[Records excerpted from a collection]

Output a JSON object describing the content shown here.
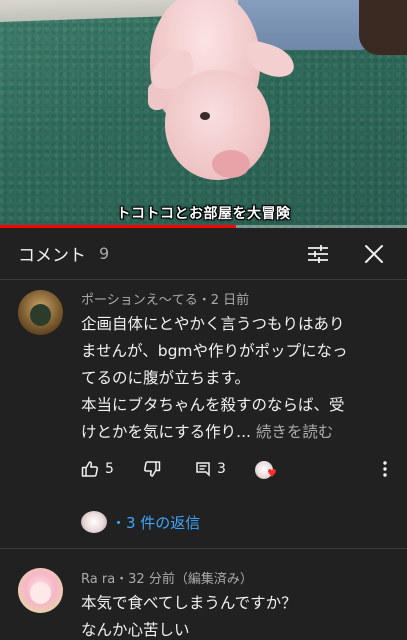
{
  "video": {
    "caption": "トコトコとお部屋を大冒険",
    "progress": 0.58
  },
  "comments_header": {
    "title": "コメント",
    "count": "9"
  },
  "comments": [
    {
      "author_meta": "ポーションえ〜てる・2 日前",
      "lines": [
        "企画自体にとやかく言うつもりはあり",
        "ませんが、bgmや作りがポップになっ",
        "てるのに腹が立ちます。",
        "本当にブタちゃんを殺すのならば、受",
        "けとかを気にする作り..."
      ],
      "read_more": "続きを読む",
      "likes": "5",
      "replies_count": "3",
      "replies_link": "・3 件の返信"
    },
    {
      "author_meta": "Ra ra・32 分前（編集済み）",
      "lines": [
        "本気で食べてしまうんですか？",
        "なんか心苦しい"
      ]
    }
  ],
  "colors": {
    "background": "#212121",
    "text_primary": "#f1f1f1",
    "text_secondary": "#aaaaaa",
    "link": "#3ea6ff",
    "progress": "#ff0000",
    "heart": "#ff2d2d"
  }
}
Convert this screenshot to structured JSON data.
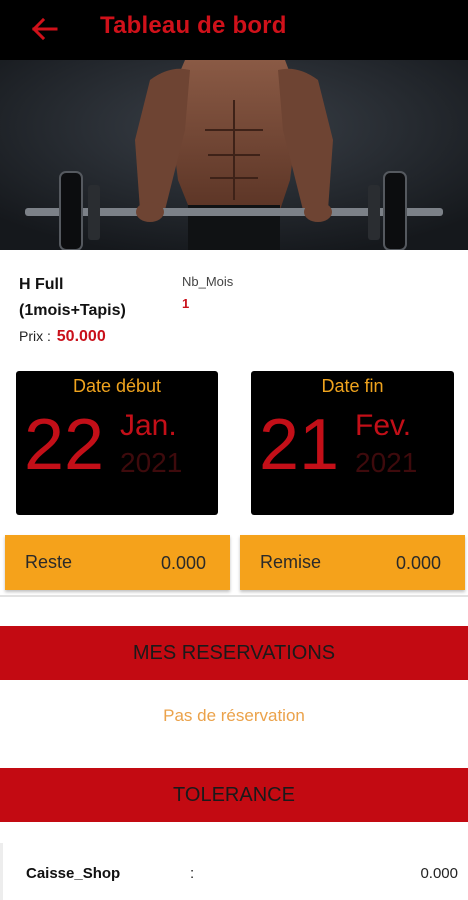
{
  "appbar": {
    "title": "Tableau de bord",
    "back_icon": "arrow-left-icon",
    "title_color": "#d0111a"
  },
  "hero": {
    "image": "bodybuilder-barbell-photo"
  },
  "plan": {
    "name": "H Full (1mois+Tapis)",
    "price_label": "Prix :",
    "price_value": "50.000",
    "nb_mois_label": "Nb_Mois",
    "nb_mois_value": "1"
  },
  "dates": {
    "start": {
      "label": "Date début",
      "day": "22",
      "month": "Jan.",
      "year": "2021"
    },
    "end": {
      "label": "Date fin",
      "day": "21",
      "month": "Fev.",
      "year": "2021"
    }
  },
  "balance": {
    "reste_label": "Reste",
    "reste_value": "0.000",
    "remise_label": "Remise",
    "remise_value": "0.000"
  },
  "reservations": {
    "title": "MES RESERVATIONS",
    "empty_message": "Pas de réservation"
  },
  "tolerance": {
    "title": "TOLERANCE",
    "caisse_label": "Caisse_Shop",
    "separator": ":",
    "caisse_value": "0.000"
  },
  "colors": {
    "accent_red": "#c30a12",
    "orange": "#f5a21b",
    "label_orange": "#f0a41e"
  }
}
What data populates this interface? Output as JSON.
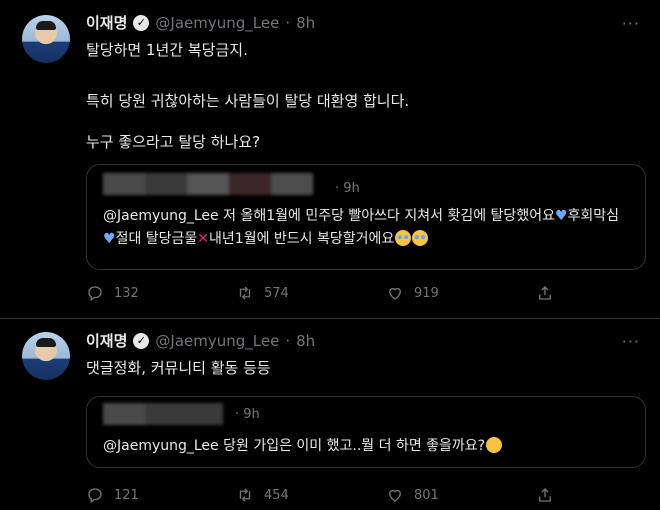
{
  "tweets": [
    {
      "name": "이재명",
      "handle": "@Jaemyung_Lee",
      "dot": "·",
      "time": "8h",
      "more": "···",
      "lines": [
        "탈당하면 1년간 복당금지.",
        "특히 당원 귀찮아하는 사람들이 탈당 대환영 합니다.",
        "누구 좋으라고 탈당 하나요?"
      ],
      "quote": {
        "time": "· 9h",
        "text_parts": {
          "p1": "@Jaemyung_Lee 저 올해1월에 민주당 빨아쓰다 지쳐서 홧김에 탈당했어요",
          "p2": "후회막심",
          "p3": "절대 탈당금물",
          "p4": "내년1월에 반드시 복당할거에요"
        }
      },
      "actions": {
        "reply": "132",
        "retweet": "574",
        "like": "919"
      }
    },
    {
      "name": "이재명",
      "handle": "@Jaemyung_Lee",
      "dot": "·",
      "time": "8h",
      "more": "···",
      "lines": [
        "댓글정화, 커뮤니티 활동 등등"
      ],
      "quote": {
        "time": "· 9h",
        "text": "@Jaemyung_Lee 당원 가입은 이미 했고..뭘 더 하면 좋을까요?"
      },
      "actions": {
        "reply": "121",
        "retweet": "454",
        "like": "801"
      }
    }
  ],
  "colors": {
    "background": "#000000",
    "text": "#e7e9ea",
    "muted": "#71767b",
    "border": "#2f3336",
    "heart": "#6da8ff",
    "cross": "#e0245e"
  }
}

◆ **Aim of the task**
The pictures stay out; repeat exactly the lines from the one with "What data populates" to the end of the entries above, and nothing else.

◆ **Exercise solution**
What data populates this interface? Output as JSON.
{
  "tweets": [
    {
      "name": "이재명",
      "handle": "@Jaemyung_Lee",
      "dot": "·",
      "time": "8h",
      "more": "···",
      "lines": [
        "탈당하면 1년간 복당금지.",
        "특히 당원 귀찮아하는 사람들이 탈당 대환영 합니다.",
        "누구 좋으라고 탈당 하나요?"
      ],
      "quote": {
        "time": "· 9h",
        "text_parts": {
          "p1": "@Jaemyung_Lee 저 올해1월에 민주당 빨아쓰다 지쳐서 홧김에 탈당했어요",
          "p2": "후회막심",
          "p3": "절대 탈당금물",
          "p4": "내년1월에 반드시 복당할거에요"
        }
      },
      "actions": {
        "reply": "132",
        "retweet": "574",
        "like": "919"
      }
    },
    {
      "name": "이재명",
      "handle": "@Jaemyung_Lee",
      "dot": "·",
      "time": "8h",
      "more": "···",
      "lines": [
        "댓글정화, 커뮤니티 활동 등등"
      ],
      "quote": {
        "time": "· 9h",
        "text": "@Jaemyung_Lee 당원 가입은 이미 했고..뭘 더 하면 좋을까요?"
      },
      "actions": {
        "reply": "121",
        "retweet": "454",
        "like": "801"
      }
    }
  ],
  "colors": {
    "background": "#000000",
    "text": "#e7e9ea",
    "muted": "#71767b",
    "border": "#2f3336",
    "heart": "#6da8ff",
    "cross": "#e0245e"
  }
}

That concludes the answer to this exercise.